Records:
========
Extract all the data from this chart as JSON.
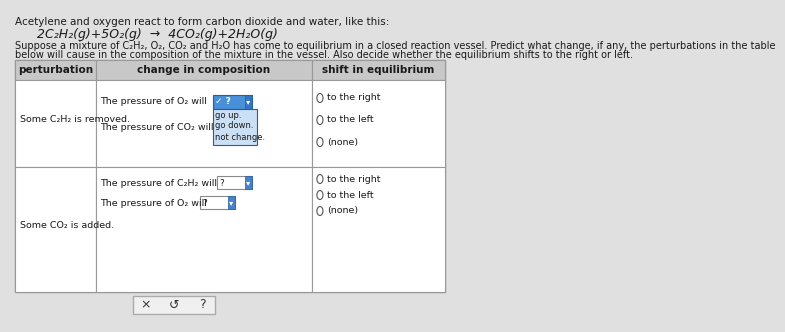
{
  "bg_color": "#e0e0e0",
  "title_text": "Acetylene and oxygen react to form carbon dioxide and water, like this:",
  "equation": "2C₂H₂(g)+5O₂(g)  →  4CO₂(g)+2H₂O(g)",
  "paragraph1": "Suppose a mixture of C₂H₂, O₂, CO₂ and H₂O has come to equilibrium in a closed reaction vessel. Predict what change, if any, the perturbations in the table",
  "paragraph2": "below will cause in the composition of the mixture in the vessel. Also decide whether the equilibrium shifts to the right or left.",
  "col_headers": [
    "perturbation",
    "change in composition",
    "shift in equilibrium"
  ],
  "row1_pert": "Some C₂H₂ is removed.",
  "row1_change_lines": [
    "The pressure of O₂ will",
    "The pressure of CO₂ will"
  ],
  "row1_dropdown_label": "✓ ?",
  "row1_dropdown_items": [
    "go up.",
    "go down.",
    "not change."
  ],
  "row1_shift": [
    "to the right",
    "to the left",
    "(none)"
  ],
  "row2_pert": "Some CO₂ is added.",
  "row2_change_lines": [
    "The pressure of C₂H₂ will",
    "The pressure of O₂ will"
  ],
  "row2_dropdown_label": "?",
  "row2_shift": [
    "to the right",
    "to the left",
    "(none)"
  ],
  "bottom_bar_symbols": [
    "×",
    "↺",
    "?"
  ],
  "dropdown_bg_blue": "#4a90d9",
  "dropdown_menu_bg": "#cce0f5",
  "header_bg": "#c8c8c8",
  "border_color": "#999999",
  "radio_color": "#555555",
  "text_color": "#1a1a1a"
}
========
Challenge — Scan the material above for the string "Some" and return the lines that hold it.

Solution to the problem —
  "row1_pert": "Some C₂H₂ is removed.",
  "row2_pert": "Some CO₂ is added.",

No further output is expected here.